§ **TEXT SECTION**:
★ ★ ★
To find out, he and his team conducted a standard neutralization assay using TZM-bl, a HeLa cell derivative engineered to be highly susceptible to HIV. Serum collected after the boost neutralized the usual tier 1 viruses, and DNA priming didn’t appear to contribute much to the scale of antibody neutralization. The DNA prime and a protein boost were required for tier 2 neutralization, and only three tier 2 viruses were neutralized. But Wyatt said studies using an A3R5 cell line—derived from CEM human lymphoblastoid cells—that is 10 times more sensitive than the TZM-bl assay, found substantial neutralization of the more resistant tier 2 viruses. In those assays, the DNA prime alone or with a protein boost elicited tier 2 neutralization. For most sera, all eight clade B and C tier 2 viruses were neutralized, but with decreasing potency on the more resistant isolates. (The A3R5 assay has been developed by David Montefiori, director of the Laboratory for AIDS Vaccine Research and Development at Duke University.)

Wyatt said his team now plans to repeat the experiment in a larger group of macaques to better quantify the results. “We also want to make the DNA prime better by increasing immunogenicity of the DNA candidate, and we want to generate trimers that preferentially present the neutralizing determinants, and not so much the non-neutralizing determinants.”

 

RV144: Take 2, Sort of...   

The central unanswered question raised by the RV144 trial is how on earth the prime-boost combination it tested actually worked. After all, when evaluated separately, neither showed even a hint of possible efficacy. Together, however, they provided 31.2% protection against HIV.
★ ★ ★
(Document understanding data)
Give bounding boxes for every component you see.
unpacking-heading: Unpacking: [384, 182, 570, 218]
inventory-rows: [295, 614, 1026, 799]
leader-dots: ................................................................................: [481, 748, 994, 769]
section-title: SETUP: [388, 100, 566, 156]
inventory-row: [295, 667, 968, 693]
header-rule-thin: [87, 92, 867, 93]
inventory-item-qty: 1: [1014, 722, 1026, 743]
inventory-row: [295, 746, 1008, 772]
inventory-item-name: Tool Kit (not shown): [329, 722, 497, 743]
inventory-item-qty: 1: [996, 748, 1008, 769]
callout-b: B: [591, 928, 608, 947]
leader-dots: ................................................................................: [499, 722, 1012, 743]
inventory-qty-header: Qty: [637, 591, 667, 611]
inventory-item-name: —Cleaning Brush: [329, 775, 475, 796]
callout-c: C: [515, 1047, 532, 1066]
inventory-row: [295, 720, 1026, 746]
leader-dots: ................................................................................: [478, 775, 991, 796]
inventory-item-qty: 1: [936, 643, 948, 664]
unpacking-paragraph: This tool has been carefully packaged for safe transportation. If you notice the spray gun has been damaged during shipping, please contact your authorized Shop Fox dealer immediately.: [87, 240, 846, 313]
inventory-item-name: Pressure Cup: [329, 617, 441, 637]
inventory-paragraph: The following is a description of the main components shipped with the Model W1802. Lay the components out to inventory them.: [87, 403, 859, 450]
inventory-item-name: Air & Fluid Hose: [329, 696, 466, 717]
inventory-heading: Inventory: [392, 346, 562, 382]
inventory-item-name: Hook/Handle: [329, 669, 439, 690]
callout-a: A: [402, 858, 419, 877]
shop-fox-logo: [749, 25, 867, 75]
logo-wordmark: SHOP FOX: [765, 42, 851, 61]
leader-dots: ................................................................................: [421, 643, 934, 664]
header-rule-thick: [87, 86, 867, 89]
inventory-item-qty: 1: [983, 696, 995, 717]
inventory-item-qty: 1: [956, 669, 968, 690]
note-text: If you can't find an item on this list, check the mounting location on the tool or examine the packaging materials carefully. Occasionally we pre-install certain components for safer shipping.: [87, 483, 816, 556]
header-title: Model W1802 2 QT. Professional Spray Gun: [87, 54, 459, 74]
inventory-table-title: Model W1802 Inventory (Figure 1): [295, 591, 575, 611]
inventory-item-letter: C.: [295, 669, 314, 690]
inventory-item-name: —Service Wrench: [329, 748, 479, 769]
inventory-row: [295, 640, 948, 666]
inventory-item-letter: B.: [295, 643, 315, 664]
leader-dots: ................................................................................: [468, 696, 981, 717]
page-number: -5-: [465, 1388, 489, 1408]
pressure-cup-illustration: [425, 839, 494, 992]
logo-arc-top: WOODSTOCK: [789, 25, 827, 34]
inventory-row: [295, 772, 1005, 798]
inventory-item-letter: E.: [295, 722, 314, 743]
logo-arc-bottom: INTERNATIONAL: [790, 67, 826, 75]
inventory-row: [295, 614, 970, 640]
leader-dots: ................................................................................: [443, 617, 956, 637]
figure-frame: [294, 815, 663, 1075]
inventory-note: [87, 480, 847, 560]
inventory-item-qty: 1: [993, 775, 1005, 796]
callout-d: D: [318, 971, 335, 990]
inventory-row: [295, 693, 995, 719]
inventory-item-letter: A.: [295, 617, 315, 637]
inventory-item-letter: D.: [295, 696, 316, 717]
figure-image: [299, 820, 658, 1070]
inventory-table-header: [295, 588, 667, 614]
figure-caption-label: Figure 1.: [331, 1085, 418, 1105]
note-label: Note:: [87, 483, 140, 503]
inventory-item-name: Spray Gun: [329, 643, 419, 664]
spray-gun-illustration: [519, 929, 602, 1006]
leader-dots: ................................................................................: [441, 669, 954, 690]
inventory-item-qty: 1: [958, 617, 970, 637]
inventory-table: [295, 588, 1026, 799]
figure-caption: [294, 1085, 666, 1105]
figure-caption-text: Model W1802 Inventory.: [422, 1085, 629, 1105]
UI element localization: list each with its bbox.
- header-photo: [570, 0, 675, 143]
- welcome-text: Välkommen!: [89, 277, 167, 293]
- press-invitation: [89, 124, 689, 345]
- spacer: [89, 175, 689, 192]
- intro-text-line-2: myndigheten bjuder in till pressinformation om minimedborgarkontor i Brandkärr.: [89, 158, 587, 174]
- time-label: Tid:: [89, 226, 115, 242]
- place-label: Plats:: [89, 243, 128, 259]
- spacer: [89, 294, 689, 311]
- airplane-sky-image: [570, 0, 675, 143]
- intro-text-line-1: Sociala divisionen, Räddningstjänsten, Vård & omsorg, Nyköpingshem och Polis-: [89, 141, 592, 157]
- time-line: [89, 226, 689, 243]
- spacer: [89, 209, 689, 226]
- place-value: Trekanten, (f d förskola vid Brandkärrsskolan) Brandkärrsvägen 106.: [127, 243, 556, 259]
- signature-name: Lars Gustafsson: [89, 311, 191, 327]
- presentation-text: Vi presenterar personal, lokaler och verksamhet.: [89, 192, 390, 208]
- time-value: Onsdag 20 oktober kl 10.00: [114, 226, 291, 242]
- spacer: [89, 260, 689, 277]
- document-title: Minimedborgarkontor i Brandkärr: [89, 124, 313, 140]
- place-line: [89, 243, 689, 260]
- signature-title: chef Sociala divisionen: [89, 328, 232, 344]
★ ★ ★
§ **TASKS FOR THIS EXERCISE**:
A. Reproduce the passage on HIV vaccine research from "Wyatt said his" to "protection against HIV.".
B. Resume the passage on HIV vaccine research, continuing directly after its final sentence.

§ **WRITTEN ANSWERS**:
A.
Wyatt said his team now plans to repeat the experiment in a larger group of macaques to better quantify the results. “We also want to make the DNA prime better by increasing immunogenicity of the DNA candidate, and we want to generate trimers that preferentially present the neutralizing determinants, and not so much the non-neutralizing determinants.”

 

RV144: Take 2, Sort of...   

The central unanswered question raised by the RV144 trial is how on earth the prime-boost combination it tested actually worked. After all, when evaluated separately, neither showed even a hint of possible efficacy. Together, however, they provided 31.2% protection against HIV.

B.
Researchers have been attacking this troubling conundrum from a variety of angles, not least by immunizing nonhuman primates with simian immunodeficiency virus (SIV) vaccine regimens that mimic those used in the RV144 trial. At Keystone, Poonam Pegu, a postdoc in the laboratory of Genoveffa Franchini, chief of the animal models and retroviral vaccine section at the US National Institutes of Health’s National Cancer Institute, presented results of a pilot study of 21 Indian rhesus macaques, half of which were vaccinated with an ALVAC-SIV/ SIVgp120 prime-boost combination that followed the same dosing schedule as RV144. The animals were subsequently challenged rectally with a low-dose of the highly pathogenic SIVmac251.

The animals were challenged with SIV once a week for five weeks. After five weeks, all of the controls had become infected, but in the vaccination arm of the study, about a third of the animals remained protected—a rate almost identical to that achieved in the RV144 trial. The viral load levels and CD4+ T-cell counts were no different in SIV+ animals, whether they had received the vaccine or not. The vaccinated animals protected from infection also had equivalent T-cell responses. But the antibodies they generated against gp120 bound with higher avidity than those of the unprotected animals.

Rectal challenges were stopped after five weeks because the unvaccinated animals all became infected by that time point. “We could have continued the challenge, but statistically we wouldn’t have gained any power,” said Franchini. She added that the primary purpose of this pilot study was to see whether the specific dilution of the challenge virus was able to transmit just a few SIV variants. A larger study that will include 75 animals is planned for August to try and identify a correlate of protection. —RM



Orchestrating the right response

Structure-based vaccine design is often described as a sort of molecular sculpting. But Nancy Haigwood, director of the Oregon National Primate Research Center at the Oregon Health and Science University, thinks it should instead resemble a symphony. “Viral vaccines that have worked in the past,” she explained, “have been symphonic in nature because they generate all types of immune responses.” Current approaches to HIV vaccine design are, in her view, more analogous to the work of musical soloists or, at best, chamber groups. “What we really need is a symphony: rich, iterative and sustained.”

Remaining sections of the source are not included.